Given task
In the listing below, how many lines contain the word "olduğunu"? Please respond with the number only.

[Records excerpted from a collection]
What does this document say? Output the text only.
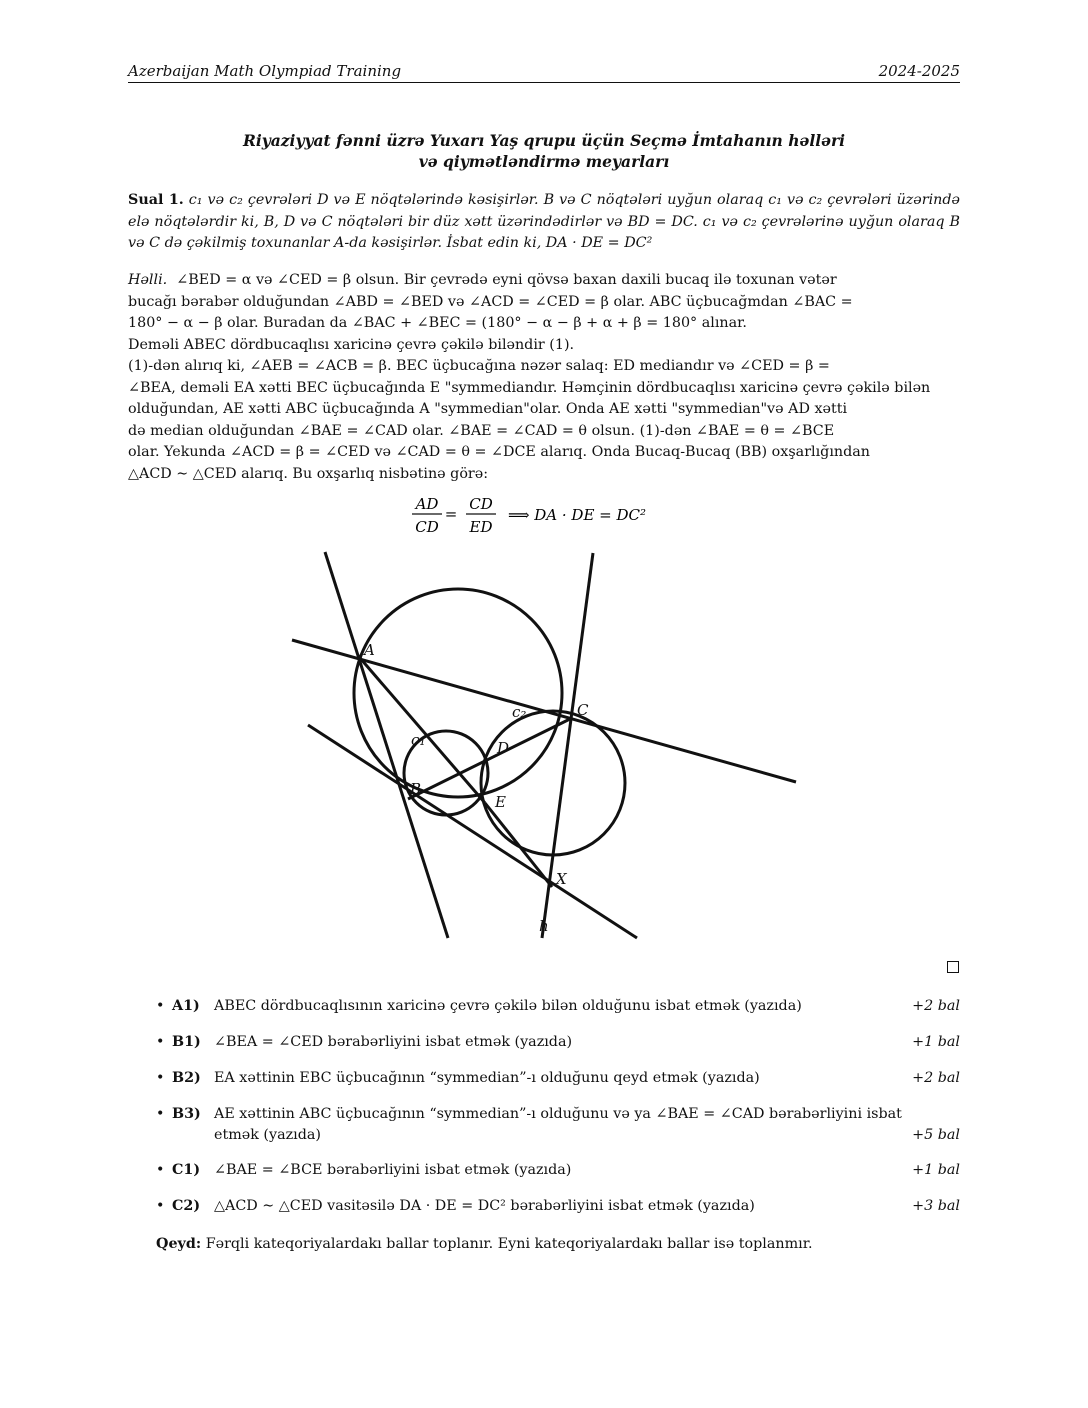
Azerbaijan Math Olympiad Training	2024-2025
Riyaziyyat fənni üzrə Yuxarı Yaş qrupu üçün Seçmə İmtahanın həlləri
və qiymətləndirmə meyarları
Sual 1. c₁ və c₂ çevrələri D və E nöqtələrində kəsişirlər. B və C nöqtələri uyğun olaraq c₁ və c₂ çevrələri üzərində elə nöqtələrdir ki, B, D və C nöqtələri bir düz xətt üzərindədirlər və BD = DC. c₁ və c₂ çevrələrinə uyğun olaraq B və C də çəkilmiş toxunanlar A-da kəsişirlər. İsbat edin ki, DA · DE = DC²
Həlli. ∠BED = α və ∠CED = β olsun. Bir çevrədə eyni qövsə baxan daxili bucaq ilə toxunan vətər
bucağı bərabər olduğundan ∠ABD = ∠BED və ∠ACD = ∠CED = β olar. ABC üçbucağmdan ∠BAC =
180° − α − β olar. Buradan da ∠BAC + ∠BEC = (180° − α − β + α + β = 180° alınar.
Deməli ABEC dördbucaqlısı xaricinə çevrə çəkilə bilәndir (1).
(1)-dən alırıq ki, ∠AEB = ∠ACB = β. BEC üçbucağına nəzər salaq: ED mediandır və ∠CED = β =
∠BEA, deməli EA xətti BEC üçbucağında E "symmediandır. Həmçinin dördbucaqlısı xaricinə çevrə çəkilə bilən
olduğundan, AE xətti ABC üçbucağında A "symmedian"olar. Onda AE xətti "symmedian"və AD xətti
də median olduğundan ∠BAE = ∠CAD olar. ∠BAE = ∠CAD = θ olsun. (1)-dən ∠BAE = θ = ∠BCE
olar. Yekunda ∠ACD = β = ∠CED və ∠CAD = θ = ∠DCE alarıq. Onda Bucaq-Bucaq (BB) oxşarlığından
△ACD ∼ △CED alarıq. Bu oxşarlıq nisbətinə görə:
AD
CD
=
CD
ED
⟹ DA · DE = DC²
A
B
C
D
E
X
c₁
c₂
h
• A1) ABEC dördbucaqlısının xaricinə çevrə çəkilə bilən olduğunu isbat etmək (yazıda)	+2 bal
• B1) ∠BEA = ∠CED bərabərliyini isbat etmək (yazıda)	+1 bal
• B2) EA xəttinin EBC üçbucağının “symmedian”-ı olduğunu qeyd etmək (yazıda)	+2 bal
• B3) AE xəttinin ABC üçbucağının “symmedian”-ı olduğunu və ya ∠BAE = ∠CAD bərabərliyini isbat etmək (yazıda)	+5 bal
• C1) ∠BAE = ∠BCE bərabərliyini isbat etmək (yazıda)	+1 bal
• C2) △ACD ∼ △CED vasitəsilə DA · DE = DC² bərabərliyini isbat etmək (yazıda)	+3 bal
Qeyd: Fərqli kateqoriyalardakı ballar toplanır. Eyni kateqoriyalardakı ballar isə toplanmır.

Solution for this exercise
3